(Entries taken from a collection)
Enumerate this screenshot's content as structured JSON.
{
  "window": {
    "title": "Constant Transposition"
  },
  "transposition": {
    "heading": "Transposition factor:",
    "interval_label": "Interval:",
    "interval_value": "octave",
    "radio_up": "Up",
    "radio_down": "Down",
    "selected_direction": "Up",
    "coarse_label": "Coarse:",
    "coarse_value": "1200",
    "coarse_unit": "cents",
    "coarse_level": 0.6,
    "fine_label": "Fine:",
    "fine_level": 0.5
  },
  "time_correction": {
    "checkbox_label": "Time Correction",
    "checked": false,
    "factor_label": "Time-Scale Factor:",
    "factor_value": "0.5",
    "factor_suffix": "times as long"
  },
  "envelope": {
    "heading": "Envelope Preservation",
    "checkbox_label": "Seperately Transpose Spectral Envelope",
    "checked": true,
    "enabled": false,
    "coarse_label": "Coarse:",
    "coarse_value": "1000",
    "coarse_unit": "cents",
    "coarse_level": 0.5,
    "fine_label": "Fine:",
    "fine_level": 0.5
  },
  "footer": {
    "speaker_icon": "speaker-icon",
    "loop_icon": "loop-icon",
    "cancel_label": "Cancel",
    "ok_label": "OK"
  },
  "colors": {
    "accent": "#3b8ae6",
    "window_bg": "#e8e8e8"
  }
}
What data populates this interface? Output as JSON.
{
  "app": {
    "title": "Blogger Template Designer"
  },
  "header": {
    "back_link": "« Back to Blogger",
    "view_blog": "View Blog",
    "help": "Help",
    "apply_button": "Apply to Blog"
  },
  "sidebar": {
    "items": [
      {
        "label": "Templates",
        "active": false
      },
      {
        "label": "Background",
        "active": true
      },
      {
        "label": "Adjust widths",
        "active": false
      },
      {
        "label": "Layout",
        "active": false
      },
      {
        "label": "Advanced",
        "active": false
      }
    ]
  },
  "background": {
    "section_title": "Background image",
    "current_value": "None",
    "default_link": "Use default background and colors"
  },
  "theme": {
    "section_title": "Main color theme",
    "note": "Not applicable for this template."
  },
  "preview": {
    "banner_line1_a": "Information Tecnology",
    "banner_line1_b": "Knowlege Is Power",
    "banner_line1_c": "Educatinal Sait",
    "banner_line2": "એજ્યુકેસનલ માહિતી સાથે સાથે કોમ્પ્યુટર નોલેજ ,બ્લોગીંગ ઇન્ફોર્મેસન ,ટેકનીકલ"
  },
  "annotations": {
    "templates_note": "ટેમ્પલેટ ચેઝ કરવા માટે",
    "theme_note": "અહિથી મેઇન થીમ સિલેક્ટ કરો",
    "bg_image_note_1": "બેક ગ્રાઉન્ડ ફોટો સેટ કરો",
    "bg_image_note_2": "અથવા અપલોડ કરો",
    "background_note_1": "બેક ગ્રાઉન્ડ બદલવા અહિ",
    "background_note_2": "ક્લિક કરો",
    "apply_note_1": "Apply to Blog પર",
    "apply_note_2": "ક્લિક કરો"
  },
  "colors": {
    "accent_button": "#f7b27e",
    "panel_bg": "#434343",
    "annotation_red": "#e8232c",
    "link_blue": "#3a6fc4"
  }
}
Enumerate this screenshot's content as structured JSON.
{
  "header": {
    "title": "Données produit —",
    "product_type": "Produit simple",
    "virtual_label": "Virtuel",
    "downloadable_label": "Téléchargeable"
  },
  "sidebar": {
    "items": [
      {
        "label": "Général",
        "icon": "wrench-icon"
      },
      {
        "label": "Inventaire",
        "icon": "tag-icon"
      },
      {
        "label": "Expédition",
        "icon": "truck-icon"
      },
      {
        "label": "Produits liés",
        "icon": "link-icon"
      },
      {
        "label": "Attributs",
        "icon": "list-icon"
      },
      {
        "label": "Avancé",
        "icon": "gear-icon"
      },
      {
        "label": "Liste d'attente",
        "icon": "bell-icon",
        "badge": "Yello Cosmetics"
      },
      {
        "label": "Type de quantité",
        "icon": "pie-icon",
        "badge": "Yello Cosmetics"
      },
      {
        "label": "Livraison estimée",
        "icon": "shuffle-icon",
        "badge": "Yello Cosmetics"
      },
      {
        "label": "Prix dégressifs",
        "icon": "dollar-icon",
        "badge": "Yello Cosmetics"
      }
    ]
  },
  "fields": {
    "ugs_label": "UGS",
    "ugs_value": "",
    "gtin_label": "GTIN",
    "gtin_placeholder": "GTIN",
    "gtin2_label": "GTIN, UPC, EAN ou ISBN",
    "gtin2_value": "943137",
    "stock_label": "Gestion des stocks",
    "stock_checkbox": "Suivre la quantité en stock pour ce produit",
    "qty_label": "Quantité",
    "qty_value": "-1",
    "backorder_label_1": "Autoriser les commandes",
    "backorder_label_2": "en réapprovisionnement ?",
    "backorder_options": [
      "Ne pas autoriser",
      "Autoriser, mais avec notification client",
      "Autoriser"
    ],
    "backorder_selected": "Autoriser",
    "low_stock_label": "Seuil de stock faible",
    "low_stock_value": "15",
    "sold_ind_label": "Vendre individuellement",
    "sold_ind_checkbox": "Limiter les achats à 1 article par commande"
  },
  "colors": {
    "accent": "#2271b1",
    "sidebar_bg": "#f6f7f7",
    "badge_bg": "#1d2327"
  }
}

**WRITTEN INSTRUCTION**.
The records above should all be quoted exactly, please.

**TASK RESPONSE**.
Enumerate this screenshot's content as structured JSON.
{
  "window": {
    "title": "Constant Transposition"
  },
  "transposition": {
    "heading": "Transposition factor:",
    "interval_label": "Interval:",
    "interval_value": "octave",
    "radio_up": "Up",
    "radio_down": "Down",
    "selected_direction": "Up",
    "coarse_label": "Coarse:",
    "coarse_value": "1200",
    "coarse_unit": "cents",
    "coarse_level": 0.6,
    "fine_label": "Fine:",
    "fine_level": 0.5
  },
  "time_correction": {
    "checkbox_label": "Time Correction",
    "checked": false,
    "factor_label": "Time-Scale Factor:",
    "factor_value": "0.5",
    "factor_suffix": "times as long"
  },
  "envelope": {
    "heading": "Envelope Preservation",
    "checkbox_label": "Seperately Transpose Spectral Envelope",
    "checked": true,
    "enabled": false,
    "coarse_label": "Coarse:",
    "coarse_value": "1000",
    "coarse_unit": "cents",
    "coarse_level": 0.5,
    "fine_label": "Fine:",
    "fine_level": 0.5
  },
  "footer": {
    "speaker_icon": "speaker-icon",
    "loop_icon": "loop-icon",
    "cancel_label": "Cancel",
    "ok_label": "OK"
  },
  "colors": {
    "accent": "#3b8ae6",
    "window_bg": "#e8e8e8"
  }
}
What data populates this interface? Output as JSON.
{
  "app": {
    "title": "Blogger Template Designer"
  },
  "header": {
    "back_link": "« Back to Blogger",
    "view_blog": "View Blog",
    "help": "Help",
    "apply_button": "Apply to Blog"
  },
  "sidebar": {
    "items": [
      {
        "label": "Templates",
        "active": false
      },
      {
        "label": "Background",
        "active": true
      },
      {
        "label": "Adjust widths",
        "active": false
      },
      {
        "label": "Layout",
        "active": false
      },
      {
        "label": "Advanced",
        "active": false
      }
    ]
  },
  "background": {
    "section_title": "Background image",
    "current_value": "None",
    "default_link": "Use default background and colors"
  },
  "theme": {
    "section_title": "Main color theme",
    "note": "Not applicable for this template."
  },
  "preview": {
    "banner_line1_a": "Information Tecnology",
    "banner_line1_b": "Knowlege Is Power",
    "banner_line1_c": "Educatinal Sait",
    "banner_line2": "એજ્યુકેસનલ માહિતી સાથે સાથે કોમ્પ્યુટર નોલેજ ,બ્લોગીંગ ઇન્ફોર્મેસન ,ટેકનીકલ"
  },
  "annotations": {
    "templates_note": "ટેમ્પલેટ ચેઝ કરવા માટે",
    "theme_note": "અહિથી મેઇન થીમ સિલેક્ટ કરો",
    "bg_image_note_1": "બેક ગ્રાઉન્ડ ફોટો સેટ કરો",
    "bg_image_note_2": "અથવા અપલોડ કરો",
    "background_note_1": "બેક ગ્રાઉન્ડ બદલવા અહિ",
    "background_note_2": "ક્લિક કરો",
    "apply_note_1": "Apply to Blog પર",
    "apply_note_2": "ક્લિક કરો"
  },
  "colors": {
    "accent_button": "#f7b27e",
    "panel_bg": "#434343",
    "annotation_red": "#e8232c",
    "link_blue": "#3a6fc4"
  }
}
Enumerate this screenshot's content as structured JSON.
{
  "header": {
    "title": "Données produit —",
    "product_type": "Produit simple",
    "virtual_label": "Virtuel",
    "downloadable_label": "Téléchargeable"
  },
  "sidebar": {
    "items": [
      {
        "label": "Général",
        "icon": "wrench-icon"
      },
      {
        "label": "Inventaire",
        "icon": "tag-icon"
      },
      {
        "label": "Expédition",
        "icon": "truck-icon"
      },
      {
        "label": "Produits liés",
        "icon": "link-icon"
      },
      {
        "label": "Attributs",
        "icon": "list-icon"
      },
      {
        "label": "Avancé",
        "icon": "gear-icon"
      },
      {
        "label": "Liste d'attente",
        "icon": "bell-icon",
        "badge": "Yello Cosmetics"
      },
      {
        "label": "Type de quantité",
        "icon": "pie-icon",
        "badge": "Yello Cosmetics"
      },
      {
        "label": "Livraison estimée",
        "icon": "shuffle-icon",
        "badge": "Yello Cosmetics"
      },
      {
        "label": "Prix dégressifs",
        "icon": "dollar-icon",
        "badge": "Yello Cosmetics"
      }
    ]
  },
  "fields": {
    "ugs_label": "UGS",
    "ugs_value": "",
    "gtin_label": "GTIN",
    "gtin_placeholder": "GTIN",
    "gtin2_label": "GTIN, UPC, EAN ou ISBN",
    "gtin2_value": "943137",
    "stock_label": "Gestion des stocks",
    "stock_checkbox": "Suivre la quantité en stock pour ce produit",
    "qty_label": "Quantité",
    "qty_value": "-1",
    "backorder_label_1": "Autoriser les commandes",
    "backorder_label_2": "en réapprovisionnement ?",
    "backorder_options": [
      "Ne pas autoriser",
      "Autoriser, mais avec notification client",
      "Autoriser"
    ],
    "backorder_selected": "Autoriser",
    "low_stock_label": "Seuil de stock faible",
    "low_stock_value": "15",
    "sold_ind_label": "Vendre individuellement",
    "sold_ind_checkbox": "Limiter les achats à 1 article par commande"
  },
  "colors": {
    "accent": "#2271b1",
    "sidebar_bg": "#f6f7f7",
    "badge_bg": "#1d2327"
  }
}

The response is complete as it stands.